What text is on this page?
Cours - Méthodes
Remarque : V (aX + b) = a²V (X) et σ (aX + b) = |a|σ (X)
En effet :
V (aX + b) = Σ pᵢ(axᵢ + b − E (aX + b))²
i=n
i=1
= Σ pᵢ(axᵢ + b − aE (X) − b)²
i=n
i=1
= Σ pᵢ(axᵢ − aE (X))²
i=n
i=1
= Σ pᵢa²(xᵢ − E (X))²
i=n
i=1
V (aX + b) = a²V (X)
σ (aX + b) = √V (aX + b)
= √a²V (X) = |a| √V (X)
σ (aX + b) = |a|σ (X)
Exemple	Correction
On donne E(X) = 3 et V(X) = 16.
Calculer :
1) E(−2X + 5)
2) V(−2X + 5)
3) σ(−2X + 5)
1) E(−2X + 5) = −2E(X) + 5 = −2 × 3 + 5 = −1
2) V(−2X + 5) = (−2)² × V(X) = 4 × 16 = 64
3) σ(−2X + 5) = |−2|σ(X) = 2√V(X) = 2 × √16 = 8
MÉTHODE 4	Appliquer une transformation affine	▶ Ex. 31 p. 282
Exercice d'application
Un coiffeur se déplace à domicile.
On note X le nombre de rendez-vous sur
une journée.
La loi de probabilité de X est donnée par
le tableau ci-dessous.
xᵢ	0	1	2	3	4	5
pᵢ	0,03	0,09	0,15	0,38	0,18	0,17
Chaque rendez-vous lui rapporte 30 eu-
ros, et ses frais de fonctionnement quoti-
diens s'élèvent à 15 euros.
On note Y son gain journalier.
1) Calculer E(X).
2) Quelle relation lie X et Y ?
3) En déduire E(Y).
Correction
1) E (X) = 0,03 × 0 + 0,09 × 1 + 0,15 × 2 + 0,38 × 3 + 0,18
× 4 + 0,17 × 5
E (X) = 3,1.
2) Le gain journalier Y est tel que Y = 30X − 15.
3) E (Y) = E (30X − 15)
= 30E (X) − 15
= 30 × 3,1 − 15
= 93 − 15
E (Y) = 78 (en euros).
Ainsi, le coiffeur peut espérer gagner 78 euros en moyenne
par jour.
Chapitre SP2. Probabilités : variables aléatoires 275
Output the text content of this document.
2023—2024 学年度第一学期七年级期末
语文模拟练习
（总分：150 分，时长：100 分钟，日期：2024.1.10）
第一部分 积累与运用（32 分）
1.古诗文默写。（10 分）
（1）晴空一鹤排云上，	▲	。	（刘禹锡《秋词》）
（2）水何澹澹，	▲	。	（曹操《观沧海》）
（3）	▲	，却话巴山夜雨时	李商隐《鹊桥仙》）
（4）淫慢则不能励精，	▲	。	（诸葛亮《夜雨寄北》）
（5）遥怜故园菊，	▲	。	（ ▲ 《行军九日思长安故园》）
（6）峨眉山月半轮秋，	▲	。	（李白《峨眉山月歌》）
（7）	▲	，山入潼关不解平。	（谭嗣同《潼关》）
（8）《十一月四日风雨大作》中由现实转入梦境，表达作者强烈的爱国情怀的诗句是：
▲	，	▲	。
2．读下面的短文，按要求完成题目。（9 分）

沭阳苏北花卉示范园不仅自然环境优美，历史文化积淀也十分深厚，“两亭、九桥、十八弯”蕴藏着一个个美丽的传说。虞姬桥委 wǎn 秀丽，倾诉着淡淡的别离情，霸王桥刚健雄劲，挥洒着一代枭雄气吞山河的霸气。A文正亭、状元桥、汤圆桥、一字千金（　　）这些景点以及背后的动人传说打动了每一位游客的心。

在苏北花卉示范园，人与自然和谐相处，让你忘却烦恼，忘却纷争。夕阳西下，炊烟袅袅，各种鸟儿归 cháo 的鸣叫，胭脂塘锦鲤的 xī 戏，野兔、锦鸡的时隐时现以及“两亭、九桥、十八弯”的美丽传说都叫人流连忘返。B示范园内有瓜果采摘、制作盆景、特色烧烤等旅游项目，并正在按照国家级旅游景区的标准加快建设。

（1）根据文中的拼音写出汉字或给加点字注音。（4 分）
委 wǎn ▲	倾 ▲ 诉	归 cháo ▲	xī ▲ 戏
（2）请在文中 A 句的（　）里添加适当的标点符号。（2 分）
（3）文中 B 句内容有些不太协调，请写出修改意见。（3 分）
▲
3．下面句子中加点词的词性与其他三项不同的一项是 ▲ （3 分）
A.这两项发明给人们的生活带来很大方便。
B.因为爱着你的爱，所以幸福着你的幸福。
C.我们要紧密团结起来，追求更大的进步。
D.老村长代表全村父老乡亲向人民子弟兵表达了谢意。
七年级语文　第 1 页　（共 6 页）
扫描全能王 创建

What the task requires: Pull out each record as written and restate it exactly.

Answer in full:
What text is on this page?
Cours - Méthodes
Remarque : V (aX + b) = a²V (X) et σ (aX + b) = |a|σ (X)
En effet :
V (aX + b) = Σ pᵢ(axᵢ + b − E (aX + b))²
i=n
i=1
= Σ pᵢ(axᵢ + b − aE (X) − b)²
i=n
i=1
= Σ pᵢ(axᵢ − aE (X))²
i=n
i=1
= Σ pᵢa²(xᵢ − E (X))²
i=n
i=1
V (aX + b) = a²V (X)
σ (aX + b) = √V (aX + b)
= √a²V (X) = |a| √V (X)
σ (aX + b) = |a|σ (X)
Exemple	Correction
On donne E(X) = 3 et V(X) = 16.
Calculer :
1) E(−2X + 5)
2) V(−2X + 5)
3) σ(−2X + 5)
1) E(−2X + 5) = −2E(X) + 5 = −2 × 3 + 5 = −1
2) V(−2X + 5) = (−2)² × V(X) = 4 × 16 = 64
3) σ(−2X + 5) = |−2|σ(X) = 2√V(X) = 2 × √16 = 8
MÉTHODE 4	Appliquer une transformation affine	▶ Ex. 31 p. 282
Exercice d'application
Un coiffeur se déplace à domicile.
On note X le nombre de rendez-vous sur
une journée.
La loi de probabilité de X est donnée par
le tableau ci-dessous.
xᵢ	0	1	2	3	4	5
pᵢ	0,03	0,09	0,15	0,38	0,18	0,17
Chaque rendez-vous lui rapporte 30 eu-
ros, et ses frais de fonctionnement quoti-
diens s'élèvent à 15 euros.
On note Y son gain journalier.
1) Calculer E(X).
2) Quelle relation lie X et Y ?
3) En déduire E(Y).
Correction
1) E (X) = 0,03 × 0 + 0,09 × 1 + 0,15 × 2 + 0,38 × 3 + 0,18
× 4 + 0,17 × 5
E (X) = 3,1.
2) Le gain journalier Y est tel que Y = 30X − 15.
3) E (Y) = E (30X − 15)
= 30E (X) − 15
= 30 × 3,1 − 15
= 93 − 15
E (Y) = 78 (en euros).
Ainsi, le coiffeur peut espérer gagner 78 euros en moyenne
par jour.
Chapitre SP2. Probabilités : variables aléatoires 275
Output the text content of this document.
2023—2024 学年度第一学期七年级期末
语文模拟练习
（总分：150 分，时长：100 分钟，日期：2024.1.10）
第一部分 积累与运用（32 分）
1.古诗文默写。（10 分）
（1）晴空一鹤排云上，	▲	。	（刘禹锡《秋词》）
（2）水何澹澹，	▲	。	（曹操《观沧海》）
（3）	▲	，却话巴山夜雨时	李商隐《鹊桥仙》）
（4）淫慢则不能励精，	▲	。	（诸葛亮《夜雨寄北》）
（5）遥怜故园菊，	▲	。	（ ▲ 《行军九日思长安故园》）
（6）峨眉山月半轮秋，	▲	。	（李白《峨眉山月歌》）
（7）	▲	，山入潼关不解平。	（谭嗣同《潼关》）
（8）《十一月四日风雨大作》中由现实转入梦境，表达作者强烈的爱国情怀的诗句是：
▲	，	▲	。
2．读下面的短文，按要求完成题目。（9 分）

沭阳苏北花卉示范园不仅自然环境优美，历史文化积淀也十分深厚，“两亭、九桥、十八弯”蕴藏着一个个美丽的传说。虞姬桥委 wǎn 秀丽，倾诉着淡淡的别离情，霸王桥刚健雄劲，挥洒着一代枭雄气吞山河的霸气。A文正亭、状元桥、汤圆桥、一字千金（　　）这些景点以及背后的动人传说打动了每一位游客的心。

在苏北花卉示范园，人与自然和谐相处，让你忘却烦恼，忘却纷争。夕阳西下，炊烟袅袅，各种鸟儿归 cháo 的鸣叫，胭脂塘锦鲤的 xī 戏，野兔、锦鸡的时隐时现以及“两亭、九桥、十八弯”的美丽传说都叫人流连忘返。B示范园内有瓜果采摘、制作盆景、特色烧烤等旅游项目，并正在按照国家级旅游景区的标准加快建设。

（1）根据文中的拼音写出汉字或给加点字注音。（4 分）
委 wǎn ▲	倾 ▲ 诉	归 cháo ▲	xī ▲ 戏
（2）请在文中 A 句的（　）里添加适当的标点符号。（2 分）
（3）文中 B 句内容有些不太协调，请写出修改意见。（3 分）
▲
3．下面句子中加点词的词性与其他三项不同的一项是 ▲ （3 分）
A.这两项发明给人们的生活带来很大方便。
B.因为爱着你的爱，所以幸福着你的幸福。
C.我们要紧密团结起来，追求更大的进步。
D.老村长代表全村父老乡亲向人民子弟兵表达了谢意。
七年级语文　第 1 页　（共 6 页）
扫描全能王 创建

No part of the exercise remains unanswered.